— AIM OF THE EXERCISE —
Will you output all of the data below exactly, omitting the images?

— PROVIDED DATA —
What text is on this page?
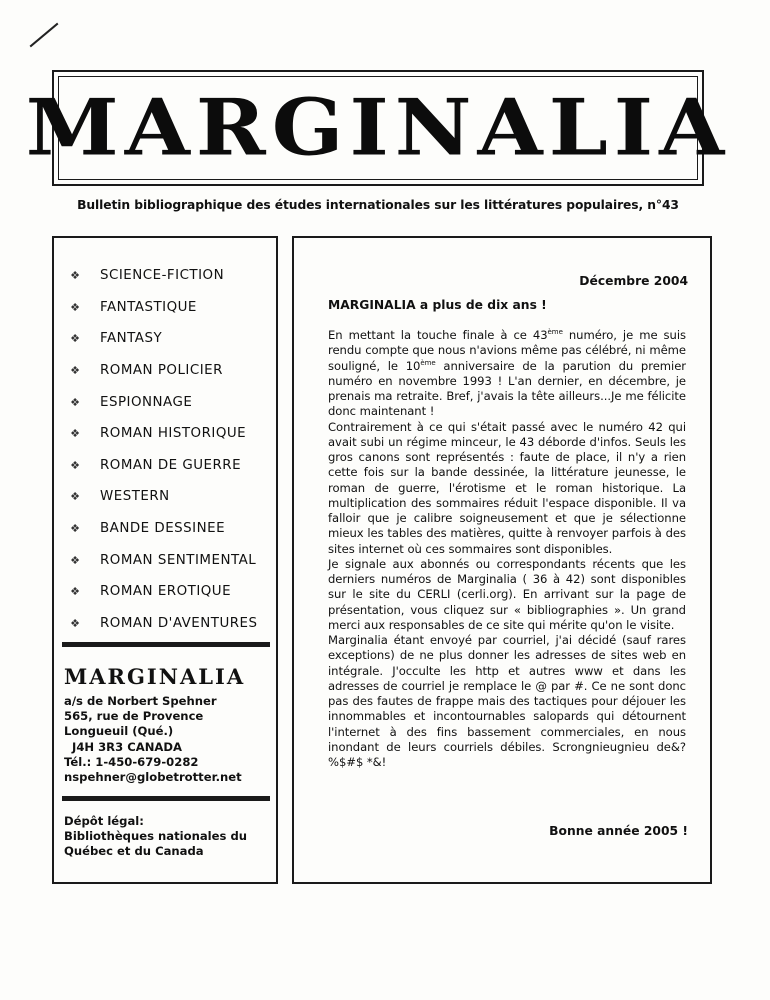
MARGINALIA
Bulletin bibliographique des études internationales sur les littératures populaires, n°43
❖ SCIENCE-FICTION
❖ FANTASTIQUE
❖ FANTASY
❖ ROMAN POLICIER
❖ ESPIONNAGE
❖ ROMAN HISTORIQUE
❖ ROMAN DE GUERRE
❖ WESTERN
❖ BANDE DESSINEE
❖ ROMAN SENTIMENTAL
❖ ROMAN EROTIQUE
❖ ROMAN D'AVENTURES
MARGINALIA
a/s de Norbert Spehner
565, rue de Provence
Longueuil (Qué.)
J4H 3R3 CANADA
Tél.: 1-450-679-0282
nspehner@globetrotter.net
Dépôt légal:
Bibliothèques nationales du
Québec et du Canada
Décembre 2004
MARGINALIA a plus de dix ans !

En mettant la touche finale à ce 43ème numéro, je me suis rendu compte que nous n'avions même pas célébré, ni même souligné, le 10ème anniversaire de la parution du premier numéro en novembre 1993 ! L'an dernier, en décembre, je prenais ma retraite. Bref, j'avais la tête ailleurs...Je me félicite donc maintenant !

Contrairement à ce qui s'était passé avec le numéro 42 qui avait subi un régime minceur, le 43 déborde d'infos. Seuls les gros canons sont représentés : faute de place, il n'y a rien cette fois sur la bande dessinée, la littérature jeunesse, le roman de guerre, l'érotisme et le roman historique. La multiplication des sommaires réduit l'espace disponible. Il va falloir que je calibre soigneusement et que je sélectionne mieux les tables des matières, quitte à renvoyer parfois à des sites internet où ces sommaires sont disponibles.

Je signale aux abonnés ou correspondants récents que les derniers numéros de Marginalia ( 36 à 42) sont disponibles sur le site du CERLI (cerli.org). En arrivant sur la page de présentation, vous cliquez sur « bibliographies ». Un grand merci aux responsables de ce site qui mérite qu'on le visite.

Marginalia étant envoyé par courriel, j'ai décidé (sauf rares exceptions) de ne plus donner les adresses de sites web en intégrale. J'occulte les http et autres www et dans les adresses de courriel je remplace le @ par #. Ce ne sont donc pas des fautes de frappe mais des tactiques pour déjouer les innommables et incontournables salopards qui détournent l'internet à des fins bassement commerciales, en nous inondant de leurs courriels débiles. Scrongnieugnieu de&?%$#$ *&!

Bonne année 2005 !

— COMPLETE OUTPUT —
What text is on this page?
MARGINALIA
Bulletin bibliographique des études internationales sur les littératures populaires, n°43
❖ SCIENCE-FICTION
❖ FANTASTIQUE
❖ FANTASY
❖ ROMAN POLICIER
❖ ESPIONNAGE
❖ ROMAN HISTORIQUE
❖ ROMAN DE GUERRE
❖ WESTERN
❖ BANDE DESSINEE
❖ ROMAN SENTIMENTAL
❖ ROMAN EROTIQUE
❖ ROMAN D'AVENTURES
MARGINALIA
a/s de Norbert Spehner
565, rue de Provence
Longueuil (Qué.)
J4H 3R3 CANADA
Tél.: 1-450-679-0282
nspehner@globetrotter.net
Dépôt légal:
Bibliothèques nationales du
Québec et du Canada
Décembre 2004
MARGINALIA a plus de dix ans !

En mettant la touche finale à ce 43ème numéro, je me suis rendu compte que nous n'avions même pas célébré, ni même souligné, le 10ème anniversaire de la parution du premier numéro en novembre 1993 ! L'an dernier, en décembre, je prenais ma retraite. Bref, j'avais la tête ailleurs...Je me félicite donc maintenant !

Contrairement à ce qui s'était passé avec le numéro 42 qui avait subi un régime minceur, le 43 déborde d'infos. Seuls les gros canons sont représentés : faute de place, il n'y a rien cette fois sur la bande dessinée, la littérature jeunesse, le roman de guerre, l'érotisme et le roman historique. La multiplication des sommaires réduit l'espace disponible. Il va falloir que je calibre soigneusement et que je sélectionne mieux les tables des matières, quitte à renvoyer parfois à des sites internet où ces sommaires sont disponibles.

Je signale aux abonnés ou correspondants récents que les derniers numéros de Marginalia ( 36 à 42) sont disponibles sur le site du CERLI (cerli.org). En arrivant sur la page de présentation, vous cliquez sur « bibliographies ». Un grand merci aux responsables de ce site qui mérite qu'on le visite.

Marginalia étant envoyé par courriel, j'ai décidé (sauf rares exceptions) de ne plus donner les adresses de sites web en intégrale. J'occulte les http et autres www et dans les adresses de courriel je remplace le @ par #. Ce ne sont donc pas des fautes de frappe mais des tactiques pour déjouer les innommables et incontournables salopards qui détournent l'internet à des fins bassement commerciales, en nous inondant de leurs courriels débiles. Scrongnieugnieu de&?%$#$ *&!

Bonne année 2005 !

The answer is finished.